**Objective:** Put every line of the data below into a Markdown table with two columns, Row and Line, numbering each row and leaving out any blank lines.

**Supplied records:**
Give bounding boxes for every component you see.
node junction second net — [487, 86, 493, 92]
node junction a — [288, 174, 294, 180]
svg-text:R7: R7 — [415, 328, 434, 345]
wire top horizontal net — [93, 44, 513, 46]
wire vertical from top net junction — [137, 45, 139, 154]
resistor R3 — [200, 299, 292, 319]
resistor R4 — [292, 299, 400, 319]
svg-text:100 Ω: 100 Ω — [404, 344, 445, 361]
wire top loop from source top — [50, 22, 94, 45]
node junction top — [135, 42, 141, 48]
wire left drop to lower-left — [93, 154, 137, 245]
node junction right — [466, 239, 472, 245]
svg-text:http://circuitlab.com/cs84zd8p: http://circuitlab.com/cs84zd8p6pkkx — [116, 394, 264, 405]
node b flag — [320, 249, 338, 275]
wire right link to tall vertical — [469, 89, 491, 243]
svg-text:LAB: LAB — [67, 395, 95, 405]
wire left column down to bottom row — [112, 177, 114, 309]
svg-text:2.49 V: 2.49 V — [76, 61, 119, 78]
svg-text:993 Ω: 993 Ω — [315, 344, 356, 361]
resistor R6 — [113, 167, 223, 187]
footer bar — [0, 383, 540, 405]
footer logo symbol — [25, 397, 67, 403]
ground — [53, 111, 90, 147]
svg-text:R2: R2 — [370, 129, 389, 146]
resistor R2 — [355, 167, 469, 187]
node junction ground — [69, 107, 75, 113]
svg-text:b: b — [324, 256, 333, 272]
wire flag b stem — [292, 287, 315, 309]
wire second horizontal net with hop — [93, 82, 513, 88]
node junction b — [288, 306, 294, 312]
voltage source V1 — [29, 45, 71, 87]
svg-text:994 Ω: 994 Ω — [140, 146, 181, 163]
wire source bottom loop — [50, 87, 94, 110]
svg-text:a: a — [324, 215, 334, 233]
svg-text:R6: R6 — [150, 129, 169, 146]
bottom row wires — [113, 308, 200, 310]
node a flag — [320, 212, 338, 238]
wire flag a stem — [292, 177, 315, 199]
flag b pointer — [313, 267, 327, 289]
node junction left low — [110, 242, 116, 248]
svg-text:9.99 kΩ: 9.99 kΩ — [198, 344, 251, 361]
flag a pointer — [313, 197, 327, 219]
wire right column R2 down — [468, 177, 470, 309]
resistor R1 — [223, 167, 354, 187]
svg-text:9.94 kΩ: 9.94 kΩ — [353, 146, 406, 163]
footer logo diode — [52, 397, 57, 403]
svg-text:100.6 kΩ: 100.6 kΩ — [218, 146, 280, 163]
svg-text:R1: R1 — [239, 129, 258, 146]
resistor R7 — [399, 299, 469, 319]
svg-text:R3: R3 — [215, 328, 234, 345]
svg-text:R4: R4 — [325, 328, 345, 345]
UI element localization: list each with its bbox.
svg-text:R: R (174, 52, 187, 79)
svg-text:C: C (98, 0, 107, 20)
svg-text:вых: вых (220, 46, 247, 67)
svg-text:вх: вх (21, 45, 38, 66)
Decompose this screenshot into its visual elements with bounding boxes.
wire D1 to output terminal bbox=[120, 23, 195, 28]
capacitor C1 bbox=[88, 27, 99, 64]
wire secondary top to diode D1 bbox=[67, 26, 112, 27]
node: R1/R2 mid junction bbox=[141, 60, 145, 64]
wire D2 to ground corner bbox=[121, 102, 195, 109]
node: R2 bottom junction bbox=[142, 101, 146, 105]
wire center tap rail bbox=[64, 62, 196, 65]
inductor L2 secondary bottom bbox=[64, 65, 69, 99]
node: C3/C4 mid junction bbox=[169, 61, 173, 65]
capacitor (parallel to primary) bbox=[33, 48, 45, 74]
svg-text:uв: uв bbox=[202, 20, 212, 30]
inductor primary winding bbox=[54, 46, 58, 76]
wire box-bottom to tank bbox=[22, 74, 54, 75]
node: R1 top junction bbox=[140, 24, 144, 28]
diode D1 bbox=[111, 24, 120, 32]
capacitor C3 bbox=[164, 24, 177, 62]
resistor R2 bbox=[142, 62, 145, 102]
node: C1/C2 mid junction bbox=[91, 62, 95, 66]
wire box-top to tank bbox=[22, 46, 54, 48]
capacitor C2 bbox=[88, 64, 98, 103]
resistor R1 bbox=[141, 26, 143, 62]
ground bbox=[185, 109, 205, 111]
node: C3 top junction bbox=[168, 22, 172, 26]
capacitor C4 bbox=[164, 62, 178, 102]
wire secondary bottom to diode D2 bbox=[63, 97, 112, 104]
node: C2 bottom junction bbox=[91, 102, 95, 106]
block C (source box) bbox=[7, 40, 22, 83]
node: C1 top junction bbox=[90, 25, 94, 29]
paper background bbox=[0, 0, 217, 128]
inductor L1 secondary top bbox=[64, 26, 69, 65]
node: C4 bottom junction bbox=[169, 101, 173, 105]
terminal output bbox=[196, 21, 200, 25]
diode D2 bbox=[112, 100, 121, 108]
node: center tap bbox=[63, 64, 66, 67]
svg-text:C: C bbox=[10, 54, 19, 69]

**Exercise solution:**
| Row | Line |
|---|---|
| 1 | Give bounding boxes for every component you see. |
| 2 | node junction second net — [487, 86, 493, 92] |
| 3 | node junction a — [288, 174, 294, 180] |
| 4 | svg-text:R7: R7 — [415, 328, 434, 345] |
| 5 | wire top horizontal net — [93, 44, 513, 46] |
| 6 | wire vertical from top net junction — [137, 45, 139, 154] |
| 7 | resistor R3 — [200, 299, 292, 319] |
| 8 | resistor R4 — [292, 299, 400, 319] |
| 9 | svg-text:100 Ω: 100 Ω — [404, 344, 445, 361] |
| 10 | wire top loop from source top — [50, 22, 94, 45] |
| 11 | node junction top — [135, 42, 141, 48] |
| 12 | wire left drop to lower-left — [93, 154, 137, 245] |
| 13 | node junction right — [466, 239, 472, 245] |
| 14 | svg-text:http://circuitlab.com/cs84zd8p: http://circuitlab.com/cs84zd8p6pkkx — [116, 394, 264, 405] |
| 15 | node b flag — [320, 249, 338, 275] |
| 16 | wire right link to tall vertical — [469, 89, 491, 243] |
| 17 | svg-text:LAB: LAB — [67, 395, 95, 405] |
| 18 | wire left column down to bottom row — [112, 177, 114, 309] |
| 19 | svg-text:2.49 V: 2.49 V — [76, 61, 119, 78] |
| 20 | svg-text:993 Ω: 993 Ω — [315, 344, 356, 361] |
| 21 | resistor R6 — [113, 167, 223, 187] |
| 22 | footer bar — [0, 383, 540, 405] |
| 23 | footer logo symbol — [25, 397, 67, 403] |
| 24 | ground — [53, 111, 90, 147] |
| 25 | svg-text:R2: R2 — [370, 129, 389, 146] |
| 26 | resistor R2 — [355, 167, 469, 187] |
| 27 | node junction ground — [69, 107, 75, 113] |
| 28 | svg-text:b: b — [324, 256, 333, 272] |
| 29 | wire flag b stem — [292, 287, 315, 309] |
| 30 | wire second horizontal net with hop — [93, 82, 513, 88] |
| 31 | node junction b — [288, 306, 294, 312] |
| 32 | voltage source V1 — [29, 45, 71, 87] |
| 33 | svg-text:994 Ω: 994 Ω — [140, 146, 181, 163] |
| 34 | wire source bottom loop — [50, 87, 94, 110] |
| 35 | svg-text:a: a — [324, 215, 334, 233] |
| 36 | svg-text:R6: R6 — [150, 129, 169, 146] |
| 37 | bottom row wires — [113, 308, 200, 310] |
| 38 | node a flag — [320, 212, 338, 238] |
| 39 | wire flag a stem — [292, 177, 315, 199] |
| 40 | flag b pointer — [313, 267, 327, 289] |
| 41 | node junction left low — [110, 242, 116, 248] |
| 42 | svg-text:9.99 kΩ: 9.99 kΩ — [198, 344, 251, 361] |
| 43 | flag a pointer — [313, 197, 327, 219] |
| 44 | wire right column R2 down — [468, 177, 470, 309] |
| 45 | resistor R1 — [223, 167, 354, 187] |
| 46 | svg-text:9.94 kΩ: 9.94 kΩ — [353, 146, 406, 163] |
| 47 | footer logo diode — [52, 397, 57, 403] |
| 48 | svg-text:100.6 kΩ: 100.6 kΩ — [218, 146, 280, 163] |
| 49 | svg-text:R1: R1 — [239, 129, 258, 146] |
| 50 | resistor R7 — [399, 299, 469, 319] |
| 51 | svg-text:R3: R3 — [215, 328, 234, 345] |
| 52 | svg-text:R4: R4 — [325, 328, 345, 345] |
| 53 | UI element localization: list each with its bbox. |
| 54 | svg-text:R: R (174, 52, 187, 79) |
| 55 | svg-text:C: C (98, 0, 107, 20) |
| 56 | svg-text:вых: вых (220, 46, 247, 67) |
| 57 | svg-text:вх: вх (21, 45, 38, 66) |
| 58 | Decompose this screenshot into its visual elements with bounding boxes. |
| 59 | wire D1 to output terminal bbox=[120, 23, 195, 28] |
| 60 | capacitor C1 bbox=[88, 27, 99, 64] |
| 61 | wire secondary top to diode D1 bbox=[67, 26, 112, 27] |
| 62 | node: R1/R2 mid junction bbox=[141, 60, 145, 64] |
| 63 | wire D2 to ground corner bbox=[121, 102, 195, 109] |
| 64 | node: R2 bottom junction bbox=[142, 101, 146, 105] |
| 65 | wire center tap rail bbox=[64, 62, 196, 65] |
| 66 | inductor L2 secondary bottom bbox=[64, 65, 69, 99] |
| 67 | node: C3/C4 mid junction bbox=[169, 61, 173, 65] |
| 68 | capacitor (parallel to primary) bbox=[33, 48, 45, 74] |
| 69 | svg-text:uв: uв bbox=[202, 20, 212, 30] |
| 70 | inductor primary winding bbox=[54, 46, 58, 76] |
| 71 | wire box-bottom to tank bbox=[22, 74, 54, 75] |
| 72 | node: R1 top junction bbox=[140, 24, 144, 28] |
| 73 | diode D1 bbox=[111, 24, 120, 32] |
| 74 | capacitor C3 bbox=[164, 24, 177, 62] |
| 75 | resistor R2 bbox=[142, 62, 145, 102] |
| 76 | node: C1/C2 mid junction bbox=[91, 62, 95, 66] |
| 77 | wire box-top to tank bbox=[22, 46, 54, 48] |
| 78 | capacitor C2 bbox=[88, 64, 98, 103] |
| 79 | resistor R1 bbox=[141, 26, 143, 62] |
| 80 | ground bbox=[185, 109, 205, 111] |
| 81 | node: C3 top junction bbox=[168, 22, 172, 26] |
| 82 | capacitor C4 bbox=[164, 62, 178, 102] |
| 83 | wire secondary bottom to diode D2 bbox=[63, 97, 112, 104] |
| 84 | node: C2 bottom junction bbox=[91, 102, 95, 106] |
| 85 | block C (source box) bbox=[7, 40, 22, 83] |
| 86 | node: C1 top junction bbox=[90, 25, 94, 29] |
| 87 | paper background bbox=[0, 0, 217, 128] |
| 88 | inductor L1 secondary top bbox=[64, 26, 69, 65] |
| 89 | node: C4 bottom junction bbox=[169, 101, 173, 105] |
| 90 | terminal output bbox=[196, 21, 200, 25] |
| 91 | diode D2 bbox=[112, 100, 121, 108] |
| 92 | node: center tap bbox=[63, 64, 66, 67] |
| 93 | svg-text:C: C bbox=[10, 54, 19, 69] |